__WHAT TO WORK ON__: Repeat the material verbatim. Images are excluded from the copy.

##### EXTRACTED ENTRIES

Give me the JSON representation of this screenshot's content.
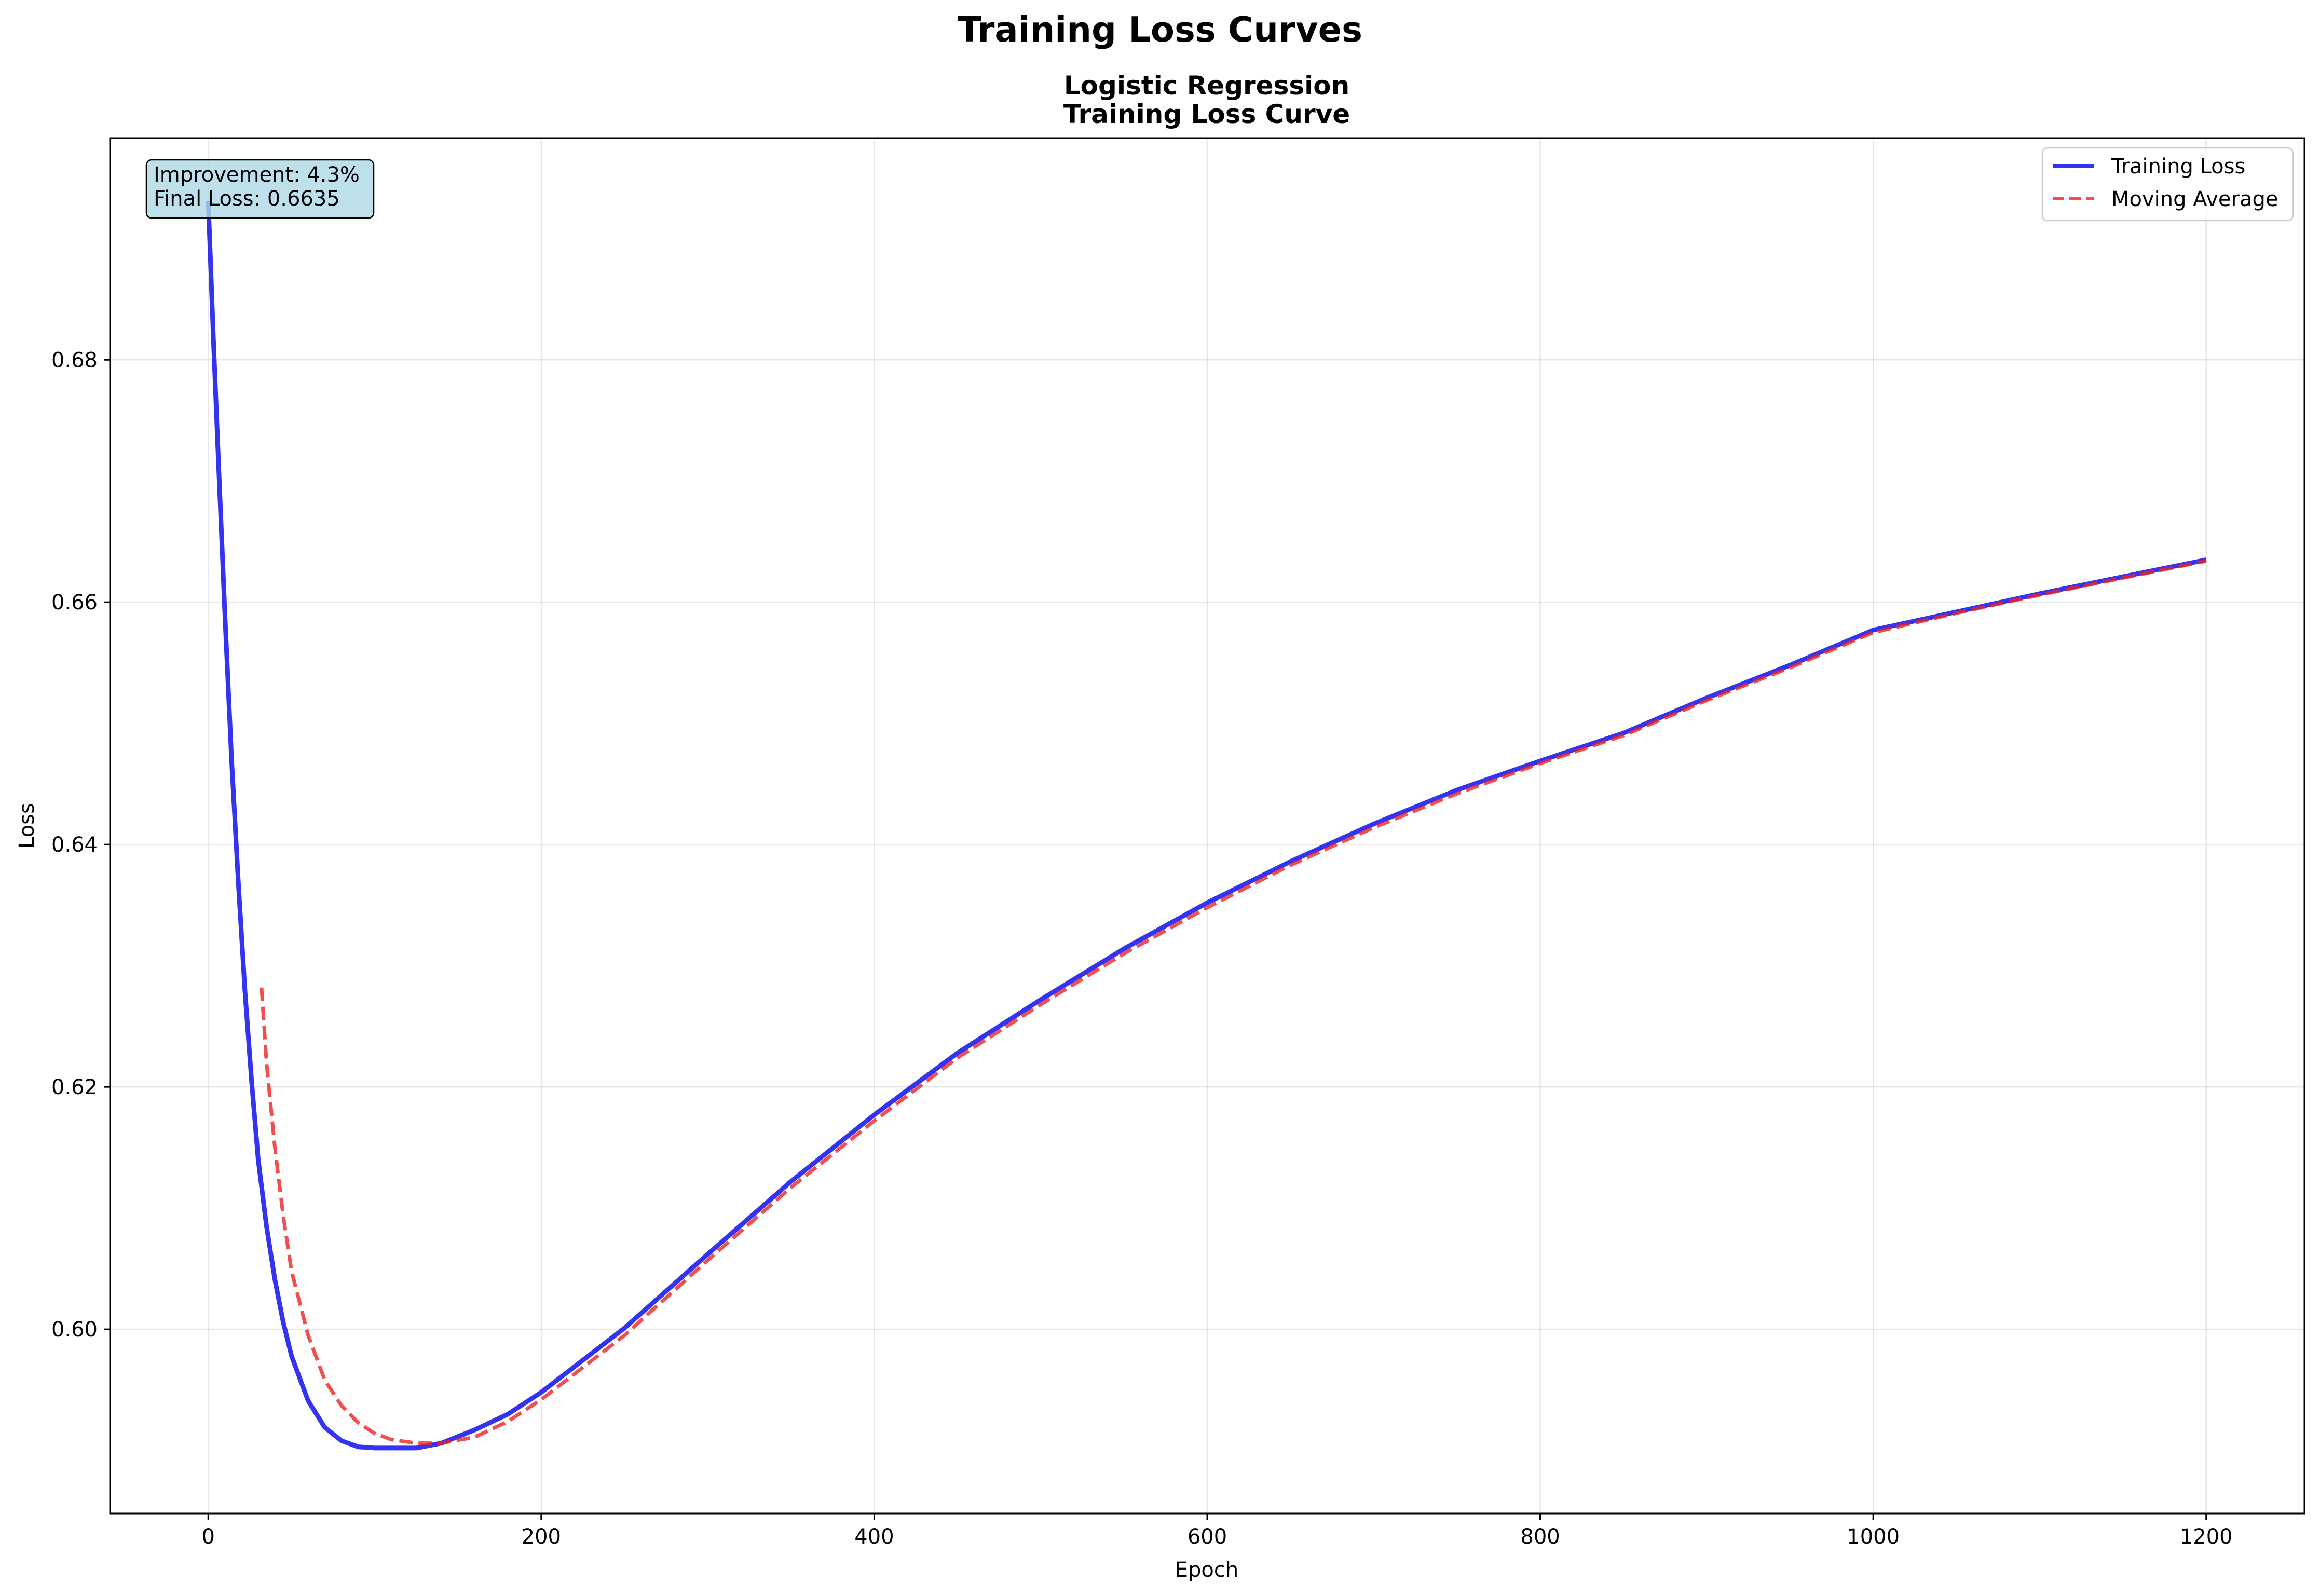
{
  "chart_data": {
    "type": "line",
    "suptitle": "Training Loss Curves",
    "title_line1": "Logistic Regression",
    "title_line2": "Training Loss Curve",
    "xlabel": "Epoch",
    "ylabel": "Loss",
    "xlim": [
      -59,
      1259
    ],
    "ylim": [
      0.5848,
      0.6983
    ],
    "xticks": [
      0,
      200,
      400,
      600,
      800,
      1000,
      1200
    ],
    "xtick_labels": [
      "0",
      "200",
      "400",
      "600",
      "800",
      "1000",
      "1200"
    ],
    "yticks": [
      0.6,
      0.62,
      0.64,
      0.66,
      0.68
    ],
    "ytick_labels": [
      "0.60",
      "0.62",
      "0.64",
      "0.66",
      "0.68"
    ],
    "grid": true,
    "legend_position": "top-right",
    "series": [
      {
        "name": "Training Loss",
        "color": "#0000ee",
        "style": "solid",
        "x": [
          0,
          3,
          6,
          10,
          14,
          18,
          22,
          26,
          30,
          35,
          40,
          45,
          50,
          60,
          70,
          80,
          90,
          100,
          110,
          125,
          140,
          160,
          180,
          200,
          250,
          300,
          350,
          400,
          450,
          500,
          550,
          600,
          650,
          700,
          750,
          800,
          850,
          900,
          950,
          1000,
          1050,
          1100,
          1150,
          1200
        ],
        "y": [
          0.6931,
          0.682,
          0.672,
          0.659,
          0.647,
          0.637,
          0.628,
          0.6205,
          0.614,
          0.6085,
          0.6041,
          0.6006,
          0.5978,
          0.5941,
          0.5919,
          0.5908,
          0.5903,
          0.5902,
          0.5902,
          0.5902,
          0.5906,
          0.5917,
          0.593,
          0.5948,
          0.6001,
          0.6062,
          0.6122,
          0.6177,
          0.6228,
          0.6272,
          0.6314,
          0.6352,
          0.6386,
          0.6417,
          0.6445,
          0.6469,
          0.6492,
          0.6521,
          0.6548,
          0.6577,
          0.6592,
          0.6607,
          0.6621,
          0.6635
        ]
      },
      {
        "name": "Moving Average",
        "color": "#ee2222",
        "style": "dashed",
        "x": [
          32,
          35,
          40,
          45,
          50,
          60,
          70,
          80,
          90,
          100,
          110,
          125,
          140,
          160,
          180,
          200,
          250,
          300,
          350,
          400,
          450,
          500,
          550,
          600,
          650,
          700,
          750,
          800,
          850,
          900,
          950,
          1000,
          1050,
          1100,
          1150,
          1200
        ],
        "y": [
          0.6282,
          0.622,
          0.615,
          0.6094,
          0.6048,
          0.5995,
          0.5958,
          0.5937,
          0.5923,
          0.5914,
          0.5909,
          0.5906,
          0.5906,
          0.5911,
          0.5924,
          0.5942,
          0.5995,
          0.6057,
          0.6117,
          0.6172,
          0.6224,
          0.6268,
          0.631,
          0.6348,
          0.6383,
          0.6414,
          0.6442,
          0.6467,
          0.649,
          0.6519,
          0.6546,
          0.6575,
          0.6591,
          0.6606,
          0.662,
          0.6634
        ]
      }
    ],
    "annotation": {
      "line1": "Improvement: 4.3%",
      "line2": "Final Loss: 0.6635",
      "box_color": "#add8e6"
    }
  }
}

##########

__ANSWER__:
Give me the JSON representation of this screenshot's content.
{
  "chart_data": {
    "type": "line",
    "suptitle": "Training Loss Curves",
    "title_line1": "Logistic Regression",
    "title_line2": "Training Loss Curve",
    "xlabel": "Epoch",
    "ylabel": "Loss",
    "xlim": [
      -59,
      1259
    ],
    "ylim": [
      0.5848,
      0.6983
    ],
    "xticks": [
      0,
      200,
      400,
      600,
      800,
      1000,
      1200
    ],
    "xtick_labels": [
      "0",
      "200",
      "400",
      "600",
      "800",
      "1000",
      "1200"
    ],
    "yticks": [
      0.6,
      0.62,
      0.64,
      0.66,
      0.68
    ],
    "ytick_labels": [
      "0.60",
      "0.62",
      "0.64",
      "0.66",
      "0.68"
    ],
    "grid": true,
    "legend_position": "top-right",
    "series": [
      {
        "name": "Training Loss",
        "color": "#0000ee",
        "style": "solid",
        "x": [
          0,
          3,
          6,
          10,
          14,
          18,
          22,
          26,
          30,
          35,
          40,
          45,
          50,
          60,
          70,
          80,
          90,
          100,
          110,
          125,
          140,
          160,
          180,
          200,
          250,
          300,
          350,
          400,
          450,
          500,
          550,
          600,
          650,
          700,
          750,
          800,
          850,
          900,
          950,
          1000,
          1050,
          1100,
          1150,
          1200
        ],
        "y": [
          0.6931,
          0.682,
          0.672,
          0.659,
          0.647,
          0.637,
          0.628,
          0.6205,
          0.614,
          0.6085,
          0.6041,
          0.6006,
          0.5978,
          0.5941,
          0.5919,
          0.5908,
          0.5903,
          0.5902,
          0.5902,
          0.5902,
          0.5906,
          0.5917,
          0.593,
          0.5948,
          0.6001,
          0.6062,
          0.6122,
          0.6177,
          0.6228,
          0.6272,
          0.6314,
          0.6352,
          0.6386,
          0.6417,
          0.6445,
          0.6469,
          0.6492,
          0.6521,
          0.6548,
          0.6577,
          0.6592,
          0.6607,
          0.6621,
          0.6635
        ]
      },
      {
        "name": "Moving Average",
        "color": "#ee2222",
        "style": "dashed",
        "x": [
          32,
          35,
          40,
          45,
          50,
          60,
          70,
          80,
          90,
          100,
          110,
          125,
          140,
          160,
          180,
          200,
          250,
          300,
          350,
          400,
          450,
          500,
          550,
          600,
          650,
          700,
          750,
          800,
          850,
          900,
          950,
          1000,
          1050,
          1100,
          1150,
          1200
        ],
        "y": [
          0.6282,
          0.622,
          0.615,
          0.6094,
          0.6048,
          0.5995,
          0.5958,
          0.5937,
          0.5923,
          0.5914,
          0.5909,
          0.5906,
          0.5906,
          0.5911,
          0.5924,
          0.5942,
          0.5995,
          0.6057,
          0.6117,
          0.6172,
          0.6224,
          0.6268,
          0.631,
          0.6348,
          0.6383,
          0.6414,
          0.6442,
          0.6467,
          0.649,
          0.6519,
          0.6546,
          0.6575,
          0.6591,
          0.6606,
          0.662,
          0.6634
        ]
      }
    ],
    "annotation": {
      "line1": "Improvement: 4.3%",
      "line2": "Final Loss: 0.6635",
      "box_color": "#add8e6"
    }
  }
}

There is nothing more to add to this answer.